### PROBLEM REQUIREMENTS
Can you output every row below exactly as it appears, leaving out the pictures?

### DATA RECORDS
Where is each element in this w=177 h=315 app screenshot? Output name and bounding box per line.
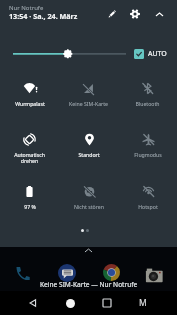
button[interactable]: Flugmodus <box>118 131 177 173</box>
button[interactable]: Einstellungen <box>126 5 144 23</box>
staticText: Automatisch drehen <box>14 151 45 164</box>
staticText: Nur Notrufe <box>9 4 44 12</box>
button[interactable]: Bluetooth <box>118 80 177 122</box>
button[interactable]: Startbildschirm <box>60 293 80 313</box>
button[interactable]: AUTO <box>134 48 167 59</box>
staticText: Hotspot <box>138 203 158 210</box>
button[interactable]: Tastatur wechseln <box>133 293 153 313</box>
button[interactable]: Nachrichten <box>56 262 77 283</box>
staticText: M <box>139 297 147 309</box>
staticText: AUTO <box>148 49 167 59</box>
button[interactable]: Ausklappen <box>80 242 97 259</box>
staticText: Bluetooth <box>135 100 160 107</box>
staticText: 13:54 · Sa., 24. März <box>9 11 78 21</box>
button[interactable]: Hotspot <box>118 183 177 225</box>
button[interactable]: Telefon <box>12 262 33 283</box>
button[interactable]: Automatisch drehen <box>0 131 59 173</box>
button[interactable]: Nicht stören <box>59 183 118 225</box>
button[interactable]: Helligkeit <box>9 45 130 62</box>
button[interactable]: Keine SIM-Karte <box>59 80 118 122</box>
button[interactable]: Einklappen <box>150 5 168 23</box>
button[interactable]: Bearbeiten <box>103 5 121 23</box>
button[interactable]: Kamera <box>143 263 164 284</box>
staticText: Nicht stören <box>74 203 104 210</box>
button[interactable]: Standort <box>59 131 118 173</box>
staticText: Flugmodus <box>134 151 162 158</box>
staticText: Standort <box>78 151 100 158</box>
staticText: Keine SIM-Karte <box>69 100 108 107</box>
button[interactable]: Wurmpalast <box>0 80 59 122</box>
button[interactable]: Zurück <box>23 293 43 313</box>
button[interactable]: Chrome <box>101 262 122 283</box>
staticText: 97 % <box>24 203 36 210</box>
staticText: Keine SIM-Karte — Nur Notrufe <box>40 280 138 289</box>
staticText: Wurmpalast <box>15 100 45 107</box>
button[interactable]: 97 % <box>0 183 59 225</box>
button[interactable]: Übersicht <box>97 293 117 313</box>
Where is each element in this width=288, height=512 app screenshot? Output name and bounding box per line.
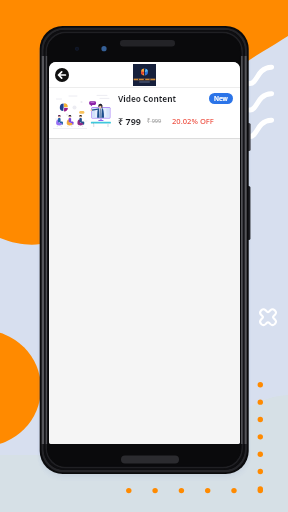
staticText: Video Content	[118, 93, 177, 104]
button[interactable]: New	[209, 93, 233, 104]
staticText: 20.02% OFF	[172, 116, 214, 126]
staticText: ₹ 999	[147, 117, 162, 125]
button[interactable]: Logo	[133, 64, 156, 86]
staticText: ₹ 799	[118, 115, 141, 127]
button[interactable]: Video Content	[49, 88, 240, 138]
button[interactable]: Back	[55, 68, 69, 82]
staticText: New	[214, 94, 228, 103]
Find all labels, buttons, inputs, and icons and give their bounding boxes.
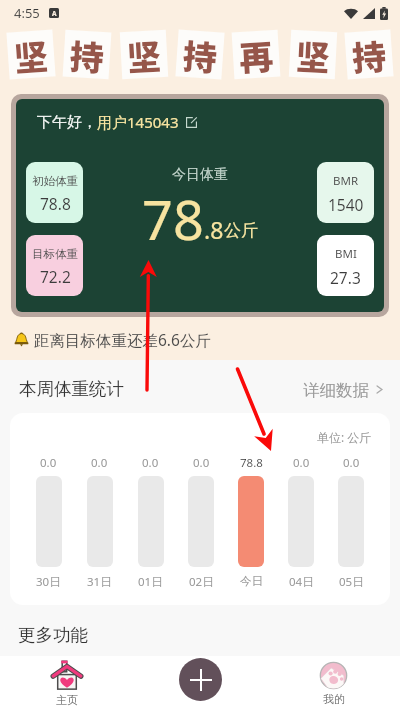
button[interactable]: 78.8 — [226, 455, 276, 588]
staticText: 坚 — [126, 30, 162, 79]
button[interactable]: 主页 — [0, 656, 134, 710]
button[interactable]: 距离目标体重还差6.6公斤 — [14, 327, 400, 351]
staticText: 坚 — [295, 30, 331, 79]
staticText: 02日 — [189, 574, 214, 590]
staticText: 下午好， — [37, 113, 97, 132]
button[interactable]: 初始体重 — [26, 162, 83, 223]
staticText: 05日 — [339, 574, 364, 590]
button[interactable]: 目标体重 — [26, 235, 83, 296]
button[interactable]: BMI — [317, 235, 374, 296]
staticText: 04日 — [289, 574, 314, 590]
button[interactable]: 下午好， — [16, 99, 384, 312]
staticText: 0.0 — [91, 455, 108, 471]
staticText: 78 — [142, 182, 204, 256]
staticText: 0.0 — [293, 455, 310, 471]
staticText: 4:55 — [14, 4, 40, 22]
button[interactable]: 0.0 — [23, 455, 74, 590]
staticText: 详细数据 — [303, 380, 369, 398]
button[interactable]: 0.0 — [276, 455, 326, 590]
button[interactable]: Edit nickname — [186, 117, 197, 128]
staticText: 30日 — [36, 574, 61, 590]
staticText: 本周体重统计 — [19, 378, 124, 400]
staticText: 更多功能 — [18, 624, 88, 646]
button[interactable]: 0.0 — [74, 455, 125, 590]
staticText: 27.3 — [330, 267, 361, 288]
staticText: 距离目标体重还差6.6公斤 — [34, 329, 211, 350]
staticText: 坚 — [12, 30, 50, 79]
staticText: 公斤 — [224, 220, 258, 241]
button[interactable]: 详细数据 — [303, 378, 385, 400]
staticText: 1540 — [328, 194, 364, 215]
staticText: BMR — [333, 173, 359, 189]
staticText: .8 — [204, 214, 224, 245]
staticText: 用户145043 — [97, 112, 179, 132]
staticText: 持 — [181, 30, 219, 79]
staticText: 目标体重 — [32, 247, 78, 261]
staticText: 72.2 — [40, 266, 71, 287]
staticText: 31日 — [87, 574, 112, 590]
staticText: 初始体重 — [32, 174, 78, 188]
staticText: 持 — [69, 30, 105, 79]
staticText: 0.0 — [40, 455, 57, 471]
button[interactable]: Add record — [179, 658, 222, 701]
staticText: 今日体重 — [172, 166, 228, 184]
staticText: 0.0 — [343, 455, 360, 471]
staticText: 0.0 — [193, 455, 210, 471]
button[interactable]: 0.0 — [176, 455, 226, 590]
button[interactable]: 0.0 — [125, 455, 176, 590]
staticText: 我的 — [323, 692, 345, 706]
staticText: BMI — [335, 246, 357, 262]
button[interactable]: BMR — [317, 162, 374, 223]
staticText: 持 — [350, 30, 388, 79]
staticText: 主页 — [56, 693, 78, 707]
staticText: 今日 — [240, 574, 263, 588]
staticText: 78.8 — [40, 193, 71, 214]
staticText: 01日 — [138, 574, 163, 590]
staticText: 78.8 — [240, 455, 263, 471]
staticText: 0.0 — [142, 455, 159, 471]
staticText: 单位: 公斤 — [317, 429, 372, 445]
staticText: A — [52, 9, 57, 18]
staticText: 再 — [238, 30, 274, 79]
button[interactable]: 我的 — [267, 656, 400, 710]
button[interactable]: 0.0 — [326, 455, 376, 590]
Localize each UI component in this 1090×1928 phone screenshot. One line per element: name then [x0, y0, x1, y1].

### SOLUTION TO THE EXERCISE
Where is each element in this w=177 h=315 app screenshot? Output name and bounding box per line.
button[interactable]: Flugmodus <box>118 131 177 173</box>
button[interactable]: Einstellungen <box>126 5 144 23</box>
staticText: Automatisch drehen <box>14 151 45 164</box>
staticText: Nur Notrufe <box>9 4 44 12</box>
button[interactable]: Bluetooth <box>118 80 177 122</box>
button[interactable]: Startbildschirm <box>60 293 80 313</box>
button[interactable]: AUTO <box>134 48 167 59</box>
staticText: Hotspot <box>138 203 158 210</box>
button[interactable]: Tastatur wechseln <box>133 293 153 313</box>
button[interactable]: Nachrichten <box>56 262 77 283</box>
staticText: M <box>139 297 147 309</box>
staticText: AUTO <box>148 49 167 59</box>
button[interactable]: Ausklappen <box>80 242 97 259</box>
staticText: Bluetooth <box>135 100 160 107</box>
staticText: 13:54 · Sa., 24. März <box>9 11 78 21</box>
button[interactable]: Hotspot <box>118 183 177 225</box>
button[interactable]: Telefon <box>12 262 33 283</box>
button[interactable]: Automatisch drehen <box>0 131 59 173</box>
button[interactable]: Nicht stören <box>59 183 118 225</box>
button[interactable]: Helligkeit <box>9 45 130 62</box>
button[interactable]: Keine SIM-Karte <box>59 80 118 122</box>
button[interactable]: Einklappen <box>150 5 168 23</box>
button[interactable]: Bearbeiten <box>103 5 121 23</box>
button[interactable]: Kamera <box>143 263 164 284</box>
staticText: Nicht stören <box>74 203 104 210</box>
button[interactable]: Standort <box>59 131 118 173</box>
staticText: Flugmodus <box>134 151 162 158</box>
staticText: Standort <box>78 151 100 158</box>
staticText: Keine SIM-Karte <box>69 100 108 107</box>
button[interactable]: Wurmpalast <box>0 80 59 122</box>
button[interactable]: Zurück <box>23 293 43 313</box>
button[interactable]: Chrome <box>101 262 122 283</box>
staticText: 97 % <box>24 203 36 210</box>
staticText: Keine SIM-Karte — Nur Notrufe <box>40 280 138 289</box>
staticText: Wurmpalast <box>15 100 45 107</box>
button[interactable]: 97 % <box>0 183 59 225</box>
button[interactable]: Übersicht <box>97 293 117 313</box>
Where is each element in this width=288, height=512 app screenshot? Output name and bounding box per line.
staticText: Video Content	[118, 93, 177, 104]
button[interactable]: New	[209, 93, 233, 104]
staticText: 20.02% OFF	[172, 116, 214, 126]
staticText: ₹ 999	[147, 117, 162, 125]
button[interactable]: Logo	[133, 64, 156, 86]
staticText: ₹ 799	[118, 115, 141, 127]
button[interactable]: Video Content	[49, 88, 240, 138]
button[interactable]: Back	[55, 68, 69, 82]
staticText: New	[214, 94, 228, 103]
Find all labels, buttons, inputs, and icons and give their bounding boxes.
button[interactable]: 78.8 — [226, 455, 276, 588]
staticText: 坚 — [126, 30, 162, 79]
button[interactable]: 主页 — [0, 656, 134, 710]
button[interactable]: 距离目标体重还差6.6公斤 — [14, 327, 400, 351]
staticText: 坚 — [295, 30, 331, 79]
staticText: 02日 — [189, 574, 214, 590]
staticText: 下午好， — [37, 113, 97, 132]
button[interactable]: 初始体重 — [26, 162, 83, 223]
staticText: 05日 — [339, 574, 364, 590]
button[interactable]: 目标体重 — [26, 235, 83, 296]
button[interactable]: BMI — [317, 235, 374, 296]
staticText: 04日 — [289, 574, 314, 590]
button[interactable]: 下午好， — [16, 99, 384, 312]
staticText: 0.0 — [91, 455, 108, 471]
staticText: 78 — [142, 182, 204, 256]
staticText: 0.0 — [293, 455, 310, 471]
staticText: 4:55 — [14, 4, 40, 22]
button[interactable]: 0.0 — [23, 455, 74, 590]
staticText: 详细数据 — [303, 380, 369, 398]
button[interactable]: 0.0 — [276, 455, 326, 590]
button[interactable]: Edit nickname — [186, 117, 197, 128]
staticText: 30日 — [36, 574, 61, 590]
staticText: 本周体重统计 — [19, 378, 124, 400]
staticText: 更多功能 — [18, 624, 88, 646]
button[interactable]: 0.0 — [74, 455, 125, 590]
staticText: 27.3 — [330, 267, 361, 288]
staticText: 距离目标体重还差6.6公斤 — [34, 329, 211, 350]
staticText: 坚 — [12, 30, 50, 79]
staticText: 公斤 — [224, 220, 258, 241]
button[interactable]: 详细数据 — [303, 378, 385, 400]
staticText: 1540 — [328, 194, 364, 215]
staticText: BMR — [333, 173, 359, 189]
staticText: .8 — [204, 214, 224, 245]
staticText: 用户145043 — [97, 112, 179, 132]
staticText: 持 — [181, 30, 219, 79]
staticText: 目标体重 — [32, 247, 78, 261]
staticText: 72.2 — [40, 266, 71, 287]
staticText: 31日 — [87, 574, 112, 590]
staticText: 初始体重 — [32, 174, 78, 188]
staticText: 持 — [69, 30, 105, 79]
staticText: 0.0 — [40, 455, 57, 471]
button[interactable]: Add record — [179, 658, 222, 701]
staticText: 今日体重 — [172, 166, 228, 184]
staticText: 0.0 — [343, 455, 360, 471]
staticText: 0.0 — [193, 455, 210, 471]
button[interactable]: 0.0 — [176, 455, 226, 590]
button[interactable]: 0.0 — [125, 455, 176, 590]
staticText: 我的 — [323, 692, 345, 706]
staticText: BMI — [335, 246, 357, 262]
button[interactable]: BMR — [317, 162, 374, 223]
staticText: 持 — [350, 30, 388, 79]
staticText: 主页 — [56, 693, 78, 707]
staticText: 今日 — [240, 574, 263, 588]
staticText: 78.8 — [40, 193, 71, 214]
staticText: 01日 — [138, 574, 163, 590]
staticText: 78.8 — [240, 455, 263, 471]
staticText: 0.0 — [142, 455, 159, 471]
staticText: 单位: 公斤 — [317, 429, 372, 445]
staticText: A — [52, 9, 57, 18]
staticText: 再 — [238, 30, 274, 79]
button[interactable]: 我的 — [267, 656, 400, 710]
button[interactable]: 0.0 — [326, 455, 376, 590]
Localize each UI component in this 1090×1928 phone screenshot. One line per element: name then [x0, y0, x1, y1].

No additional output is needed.